## DATA SUPPLIED
* START *

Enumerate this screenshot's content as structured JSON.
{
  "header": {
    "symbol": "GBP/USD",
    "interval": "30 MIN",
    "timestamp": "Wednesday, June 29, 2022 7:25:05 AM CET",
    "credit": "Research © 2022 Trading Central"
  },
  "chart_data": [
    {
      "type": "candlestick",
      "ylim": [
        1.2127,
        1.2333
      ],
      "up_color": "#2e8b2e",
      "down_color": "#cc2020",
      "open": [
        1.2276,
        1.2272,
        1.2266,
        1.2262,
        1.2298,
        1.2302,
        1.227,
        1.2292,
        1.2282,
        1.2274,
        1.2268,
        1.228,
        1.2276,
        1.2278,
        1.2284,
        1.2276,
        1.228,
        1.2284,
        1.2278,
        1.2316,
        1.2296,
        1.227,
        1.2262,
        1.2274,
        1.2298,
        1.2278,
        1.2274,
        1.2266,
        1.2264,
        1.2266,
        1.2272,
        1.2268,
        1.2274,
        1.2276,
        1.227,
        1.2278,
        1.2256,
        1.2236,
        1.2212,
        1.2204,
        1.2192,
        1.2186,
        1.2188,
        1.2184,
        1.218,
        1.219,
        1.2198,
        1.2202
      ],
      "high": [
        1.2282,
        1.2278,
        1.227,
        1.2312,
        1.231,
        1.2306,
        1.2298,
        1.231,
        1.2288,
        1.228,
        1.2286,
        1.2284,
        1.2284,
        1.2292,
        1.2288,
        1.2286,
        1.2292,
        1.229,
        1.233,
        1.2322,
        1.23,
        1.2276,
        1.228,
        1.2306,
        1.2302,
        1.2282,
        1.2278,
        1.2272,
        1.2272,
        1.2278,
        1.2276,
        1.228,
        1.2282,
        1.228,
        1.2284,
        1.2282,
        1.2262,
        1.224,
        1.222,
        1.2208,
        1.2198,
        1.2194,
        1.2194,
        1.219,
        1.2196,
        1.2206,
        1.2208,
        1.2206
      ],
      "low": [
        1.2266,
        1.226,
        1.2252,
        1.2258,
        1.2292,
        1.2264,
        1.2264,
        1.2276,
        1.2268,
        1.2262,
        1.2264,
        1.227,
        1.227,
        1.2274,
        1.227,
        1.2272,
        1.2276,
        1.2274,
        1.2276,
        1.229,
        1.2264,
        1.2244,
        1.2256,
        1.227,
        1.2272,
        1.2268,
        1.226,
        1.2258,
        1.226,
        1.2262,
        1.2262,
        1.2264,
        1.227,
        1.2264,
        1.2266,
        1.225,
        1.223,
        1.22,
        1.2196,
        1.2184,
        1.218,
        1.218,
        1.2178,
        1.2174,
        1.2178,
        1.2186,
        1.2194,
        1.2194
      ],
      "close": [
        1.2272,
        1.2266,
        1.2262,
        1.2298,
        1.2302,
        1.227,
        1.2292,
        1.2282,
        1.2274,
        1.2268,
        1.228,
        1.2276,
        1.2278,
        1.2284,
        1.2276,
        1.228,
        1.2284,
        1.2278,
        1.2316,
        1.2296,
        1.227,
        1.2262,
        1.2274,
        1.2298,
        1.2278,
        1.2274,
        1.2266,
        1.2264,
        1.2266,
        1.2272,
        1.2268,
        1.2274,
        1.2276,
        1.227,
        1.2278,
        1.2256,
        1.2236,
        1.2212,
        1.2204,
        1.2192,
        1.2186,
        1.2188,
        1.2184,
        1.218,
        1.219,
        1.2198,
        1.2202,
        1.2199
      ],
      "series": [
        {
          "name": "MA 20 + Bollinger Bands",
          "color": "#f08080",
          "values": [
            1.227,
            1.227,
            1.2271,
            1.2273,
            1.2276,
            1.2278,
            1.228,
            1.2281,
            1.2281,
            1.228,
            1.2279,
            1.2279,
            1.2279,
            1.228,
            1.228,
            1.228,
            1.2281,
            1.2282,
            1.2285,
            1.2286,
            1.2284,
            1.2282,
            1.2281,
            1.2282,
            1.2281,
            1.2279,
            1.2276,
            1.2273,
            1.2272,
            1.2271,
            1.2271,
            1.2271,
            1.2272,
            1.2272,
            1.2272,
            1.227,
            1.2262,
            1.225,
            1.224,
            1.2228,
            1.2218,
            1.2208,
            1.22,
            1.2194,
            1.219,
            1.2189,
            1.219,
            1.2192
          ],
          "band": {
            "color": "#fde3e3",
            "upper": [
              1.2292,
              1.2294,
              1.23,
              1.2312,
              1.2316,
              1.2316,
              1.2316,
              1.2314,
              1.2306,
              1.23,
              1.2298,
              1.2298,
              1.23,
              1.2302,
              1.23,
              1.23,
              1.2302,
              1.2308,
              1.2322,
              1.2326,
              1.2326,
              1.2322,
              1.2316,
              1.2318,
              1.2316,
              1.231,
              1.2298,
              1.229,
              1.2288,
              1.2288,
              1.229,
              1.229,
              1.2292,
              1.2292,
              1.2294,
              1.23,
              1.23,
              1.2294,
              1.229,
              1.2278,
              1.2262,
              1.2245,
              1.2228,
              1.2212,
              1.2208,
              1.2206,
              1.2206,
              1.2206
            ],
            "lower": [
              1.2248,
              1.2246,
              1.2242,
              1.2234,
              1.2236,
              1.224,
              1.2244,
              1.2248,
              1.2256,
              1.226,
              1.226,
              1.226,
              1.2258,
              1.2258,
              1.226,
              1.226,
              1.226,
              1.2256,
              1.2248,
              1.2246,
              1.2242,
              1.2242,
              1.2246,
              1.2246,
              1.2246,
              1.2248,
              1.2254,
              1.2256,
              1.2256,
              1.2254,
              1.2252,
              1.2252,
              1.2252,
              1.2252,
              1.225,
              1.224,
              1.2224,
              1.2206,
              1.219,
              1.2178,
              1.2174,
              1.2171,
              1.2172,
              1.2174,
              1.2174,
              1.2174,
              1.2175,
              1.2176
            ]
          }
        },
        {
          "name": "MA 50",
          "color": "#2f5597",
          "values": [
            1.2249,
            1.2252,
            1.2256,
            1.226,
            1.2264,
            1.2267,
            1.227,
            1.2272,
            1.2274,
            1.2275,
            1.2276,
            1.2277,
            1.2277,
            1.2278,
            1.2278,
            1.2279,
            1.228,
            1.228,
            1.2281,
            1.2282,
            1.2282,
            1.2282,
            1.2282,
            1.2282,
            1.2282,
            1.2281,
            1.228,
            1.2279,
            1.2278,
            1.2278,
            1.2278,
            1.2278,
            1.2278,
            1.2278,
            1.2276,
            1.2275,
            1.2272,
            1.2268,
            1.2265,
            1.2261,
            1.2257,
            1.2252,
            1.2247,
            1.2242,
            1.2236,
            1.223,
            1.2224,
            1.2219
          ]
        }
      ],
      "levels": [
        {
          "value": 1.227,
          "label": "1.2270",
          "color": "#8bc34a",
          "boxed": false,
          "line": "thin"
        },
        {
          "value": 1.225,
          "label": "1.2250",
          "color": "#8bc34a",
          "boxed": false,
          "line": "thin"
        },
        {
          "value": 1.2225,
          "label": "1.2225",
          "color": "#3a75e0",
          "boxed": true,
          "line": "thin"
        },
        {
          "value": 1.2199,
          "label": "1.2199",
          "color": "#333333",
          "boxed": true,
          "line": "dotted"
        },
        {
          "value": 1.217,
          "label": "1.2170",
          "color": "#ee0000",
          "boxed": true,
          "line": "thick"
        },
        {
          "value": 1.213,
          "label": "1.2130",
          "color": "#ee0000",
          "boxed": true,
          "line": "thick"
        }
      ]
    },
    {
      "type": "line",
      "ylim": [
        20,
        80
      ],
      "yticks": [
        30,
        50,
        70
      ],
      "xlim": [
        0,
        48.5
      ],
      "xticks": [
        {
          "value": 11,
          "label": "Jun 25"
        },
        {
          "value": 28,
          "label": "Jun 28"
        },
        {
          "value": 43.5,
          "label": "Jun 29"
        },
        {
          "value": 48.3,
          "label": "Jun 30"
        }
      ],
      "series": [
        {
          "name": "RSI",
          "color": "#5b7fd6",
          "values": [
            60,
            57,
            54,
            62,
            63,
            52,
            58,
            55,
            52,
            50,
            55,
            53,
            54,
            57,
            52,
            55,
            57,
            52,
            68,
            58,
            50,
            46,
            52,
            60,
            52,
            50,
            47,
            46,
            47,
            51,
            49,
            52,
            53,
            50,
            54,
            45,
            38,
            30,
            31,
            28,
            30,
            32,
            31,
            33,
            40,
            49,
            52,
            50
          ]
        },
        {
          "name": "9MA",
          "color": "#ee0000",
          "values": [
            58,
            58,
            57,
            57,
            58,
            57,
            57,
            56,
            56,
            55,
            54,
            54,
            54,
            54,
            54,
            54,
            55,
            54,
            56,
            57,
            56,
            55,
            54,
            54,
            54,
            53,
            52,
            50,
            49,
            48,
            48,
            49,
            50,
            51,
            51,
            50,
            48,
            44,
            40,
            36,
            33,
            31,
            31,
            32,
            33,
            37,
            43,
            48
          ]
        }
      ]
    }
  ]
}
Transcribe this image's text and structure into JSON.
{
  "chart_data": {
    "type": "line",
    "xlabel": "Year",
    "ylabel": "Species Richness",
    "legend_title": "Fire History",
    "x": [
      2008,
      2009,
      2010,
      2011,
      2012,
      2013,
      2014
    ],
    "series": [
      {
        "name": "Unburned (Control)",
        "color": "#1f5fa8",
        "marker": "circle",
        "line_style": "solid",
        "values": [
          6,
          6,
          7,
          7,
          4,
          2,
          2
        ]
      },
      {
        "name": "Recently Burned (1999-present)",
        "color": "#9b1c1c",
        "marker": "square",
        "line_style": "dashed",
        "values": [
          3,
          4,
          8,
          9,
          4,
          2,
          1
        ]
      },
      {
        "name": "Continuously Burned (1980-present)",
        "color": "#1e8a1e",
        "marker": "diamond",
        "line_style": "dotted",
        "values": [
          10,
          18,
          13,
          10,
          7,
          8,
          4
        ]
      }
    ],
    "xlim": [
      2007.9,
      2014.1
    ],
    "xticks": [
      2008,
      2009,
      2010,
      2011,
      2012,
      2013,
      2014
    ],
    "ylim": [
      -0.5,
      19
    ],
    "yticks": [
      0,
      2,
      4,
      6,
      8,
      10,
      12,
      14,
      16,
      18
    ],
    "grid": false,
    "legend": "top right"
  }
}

* END *

## WHAT IS EXPECTED
Find every line containing the word "this", then give the total and nothing more.

## EXERCISE SOLUTION
2